[What is required] Quote the material below word for word, keeping every line in its original order and form.

◇ ◇ ◇

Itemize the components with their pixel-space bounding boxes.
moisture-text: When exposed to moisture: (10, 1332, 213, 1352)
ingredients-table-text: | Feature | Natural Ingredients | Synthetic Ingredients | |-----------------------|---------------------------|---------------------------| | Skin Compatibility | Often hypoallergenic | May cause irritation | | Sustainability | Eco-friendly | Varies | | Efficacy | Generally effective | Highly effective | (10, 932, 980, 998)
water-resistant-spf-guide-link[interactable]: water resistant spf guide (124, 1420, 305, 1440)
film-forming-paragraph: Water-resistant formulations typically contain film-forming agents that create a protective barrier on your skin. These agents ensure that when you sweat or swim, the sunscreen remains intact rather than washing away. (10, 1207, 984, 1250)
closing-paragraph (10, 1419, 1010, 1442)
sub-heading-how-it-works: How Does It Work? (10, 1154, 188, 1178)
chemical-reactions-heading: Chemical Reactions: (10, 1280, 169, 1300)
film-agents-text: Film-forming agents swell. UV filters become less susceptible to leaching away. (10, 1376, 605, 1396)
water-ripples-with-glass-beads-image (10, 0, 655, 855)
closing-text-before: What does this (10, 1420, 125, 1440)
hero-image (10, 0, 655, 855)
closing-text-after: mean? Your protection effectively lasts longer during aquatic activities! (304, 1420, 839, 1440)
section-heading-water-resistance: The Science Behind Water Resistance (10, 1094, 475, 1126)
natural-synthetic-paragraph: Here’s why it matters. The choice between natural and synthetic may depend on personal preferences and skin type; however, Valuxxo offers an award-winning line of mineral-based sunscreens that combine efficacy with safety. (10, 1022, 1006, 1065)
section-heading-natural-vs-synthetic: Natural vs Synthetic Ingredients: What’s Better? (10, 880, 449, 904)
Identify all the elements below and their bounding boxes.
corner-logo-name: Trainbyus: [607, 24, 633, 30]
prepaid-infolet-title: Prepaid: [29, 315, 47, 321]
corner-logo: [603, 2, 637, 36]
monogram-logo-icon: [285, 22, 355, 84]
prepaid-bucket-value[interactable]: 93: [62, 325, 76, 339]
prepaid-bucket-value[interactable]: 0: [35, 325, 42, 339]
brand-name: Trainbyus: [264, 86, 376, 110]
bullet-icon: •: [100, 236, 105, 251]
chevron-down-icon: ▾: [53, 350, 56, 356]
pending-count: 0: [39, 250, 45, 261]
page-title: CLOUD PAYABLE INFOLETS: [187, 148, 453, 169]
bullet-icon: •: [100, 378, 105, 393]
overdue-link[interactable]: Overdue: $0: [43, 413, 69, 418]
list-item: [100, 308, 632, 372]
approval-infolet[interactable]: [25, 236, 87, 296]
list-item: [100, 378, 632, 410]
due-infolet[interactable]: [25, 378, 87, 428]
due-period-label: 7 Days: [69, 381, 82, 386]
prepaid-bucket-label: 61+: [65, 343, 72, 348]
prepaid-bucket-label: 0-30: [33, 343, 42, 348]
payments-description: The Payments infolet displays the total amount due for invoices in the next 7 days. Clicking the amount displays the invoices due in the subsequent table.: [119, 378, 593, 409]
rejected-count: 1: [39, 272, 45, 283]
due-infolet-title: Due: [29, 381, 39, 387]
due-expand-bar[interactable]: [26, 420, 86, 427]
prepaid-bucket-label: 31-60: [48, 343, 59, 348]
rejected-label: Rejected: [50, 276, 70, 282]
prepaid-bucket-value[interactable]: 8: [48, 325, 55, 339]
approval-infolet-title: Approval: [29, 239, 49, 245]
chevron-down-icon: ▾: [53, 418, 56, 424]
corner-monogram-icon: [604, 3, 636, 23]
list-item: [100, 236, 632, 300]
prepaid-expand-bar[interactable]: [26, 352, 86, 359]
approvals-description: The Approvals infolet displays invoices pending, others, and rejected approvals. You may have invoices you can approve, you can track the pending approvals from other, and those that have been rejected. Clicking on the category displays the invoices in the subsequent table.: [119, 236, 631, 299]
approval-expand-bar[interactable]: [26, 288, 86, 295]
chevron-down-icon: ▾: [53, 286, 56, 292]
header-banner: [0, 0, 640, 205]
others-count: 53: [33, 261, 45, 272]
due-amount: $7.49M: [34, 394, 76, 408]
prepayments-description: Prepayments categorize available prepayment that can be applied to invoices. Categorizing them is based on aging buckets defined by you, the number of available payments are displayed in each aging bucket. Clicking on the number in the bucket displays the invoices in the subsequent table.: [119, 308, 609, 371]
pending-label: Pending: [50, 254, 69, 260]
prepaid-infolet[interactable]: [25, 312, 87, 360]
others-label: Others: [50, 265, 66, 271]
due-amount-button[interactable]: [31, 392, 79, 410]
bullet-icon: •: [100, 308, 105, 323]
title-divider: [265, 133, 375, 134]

◇ ◇ ◇

[Problem solution]
Itemize the components with their pixel-space bounding boxes.
moisture-text: When exposed to moisture: (10, 1332, 213, 1352)
ingredients-table-text: | Feature | Natural Ingredients | Synthetic Ingredients | |-----------------------|---------------------------|---------------------------| | Skin Compatibility | Often hypoallergenic | May cause irritation | | Sustainability | Eco-friendly | Varies | | Efficacy | Generally effective | Highly effective | (10, 932, 980, 998)
water-resistant-spf-guide-link[interactable]: water resistant spf guide (124, 1420, 305, 1440)
film-forming-paragraph: Water-resistant formulations typically contain film-forming agents that create a protective barrier on your skin. These agents ensure that when you sweat or swim, the sunscreen remains intact rather than washing away. (10, 1207, 984, 1250)
closing-paragraph (10, 1419, 1010, 1442)
sub-heading-how-it-works: How Does It Work? (10, 1154, 188, 1178)
chemical-reactions-heading: Chemical Reactions: (10, 1280, 169, 1300)
film-agents-text: Film-forming agents swell. UV filters become less susceptible to leaching away. (10, 1376, 605, 1396)
water-ripples-with-glass-beads-image (10, 0, 655, 855)
closing-text-before: What does this (10, 1420, 125, 1440)
hero-image (10, 0, 655, 855)
closing-text-after: mean? Your protection effectively lasts longer during aquatic activities! (304, 1420, 839, 1440)
section-heading-water-resistance: The Science Behind Water Resistance (10, 1094, 475, 1126)
natural-synthetic-paragraph: Here’s why it matters. The choice between natural and synthetic may depend on personal preferences and skin type; however, Valuxxo offers an award-winning line of mineral-based sunscreens that combine efficacy with safety. (10, 1022, 1006, 1065)
section-heading-natural-vs-synthetic: Natural vs Synthetic Ingredients: What’s Better? (10, 880, 449, 904)
Identify all the elements below and their bounding boxes.
corner-logo-name: Trainbyus: [607, 24, 633, 30]
prepaid-infolet-title: Prepaid: [29, 315, 47, 321]
corner-logo: [603, 2, 637, 36]
monogram-logo-icon: [285, 22, 355, 84]
prepaid-bucket-value[interactable]: 93: [62, 325, 76, 339]
prepaid-bucket-value[interactable]: 0: [35, 325, 42, 339]
brand-name: Trainbyus: [264, 86, 376, 110]
bullet-icon: •: [100, 236, 105, 251]
chevron-down-icon: ▾: [53, 350, 56, 356]
pending-count: 0: [39, 250, 45, 261]
page-title: CLOUD PAYABLE INFOLETS: [187, 148, 453, 169]
bullet-icon: •: [100, 378, 105, 393]
overdue-link[interactable]: Overdue: $0: [43, 413, 69, 418]
list-item: [100, 308, 632, 372]
approval-infolet[interactable]: [25, 236, 87, 296]
list-item: [100, 378, 632, 410]
due-infolet[interactable]: [25, 378, 87, 428]
due-period-label: 7 Days: [69, 381, 82, 386]
prepaid-bucket-label: 61+: [65, 343, 72, 348]
prepaid-bucket-label: 0-30: [33, 343, 42, 348]
payments-description: The Payments infolet displays the total amount due for invoices in the next 7 days. Clicking the amount displays the invoices due in the subsequent table.: [119, 378, 593, 409]
rejected-count: 1: [39, 272, 45, 283]
due-infolet-title: Due: [29, 381, 39, 387]
due-expand-bar[interactable]: [26, 420, 86, 427]
prepaid-bucket-label: 31-60: [48, 343, 59, 348]
rejected-label: Rejected: [50, 276, 70, 282]
prepaid-bucket-value[interactable]: 8: [48, 325, 55, 339]
approval-infolet-title: Approval: [29, 239, 49, 245]
chevron-down-icon: ▾: [53, 418, 56, 424]
corner-monogram-icon: [604, 3, 636, 23]
list-item: [100, 236, 632, 300]
prepaid-expand-bar[interactable]: [26, 352, 86, 359]
approvals-description: The Approvals infolet displays invoices pending, others, and rejected approvals. You may have invoices you can approve, you can track the pending approvals from other, and those that have been rejected. Clicking on the category displays the invoices in the subsequent table.: [119, 236, 631, 299]
approval-expand-bar[interactable]: [26, 288, 86, 295]
chevron-down-icon: ▾: [53, 286, 56, 292]
header-banner: [0, 0, 640, 205]
others-count: 53: [33, 261, 45, 272]
due-amount: $7.49M: [34, 394, 76, 408]
prepayments-description: Prepayments categorize available prepayment that can be applied to invoices. Categorizing them is based on aging buckets defined by you, the number of available payments are displayed in each aging bucket. Clicking on the number in the bucket displays the invoices in the subsequent table.: [119, 308, 609, 371]
pending-label: Pending: [50, 254, 69, 260]
prepaid-infolet[interactable]: [25, 312, 87, 360]
others-label: Others: [50, 265, 66, 271]
due-amount-button[interactable]: [31, 392, 79, 410]
bullet-icon: •: [100, 308, 105, 323]
title-divider: [265, 133, 375, 134]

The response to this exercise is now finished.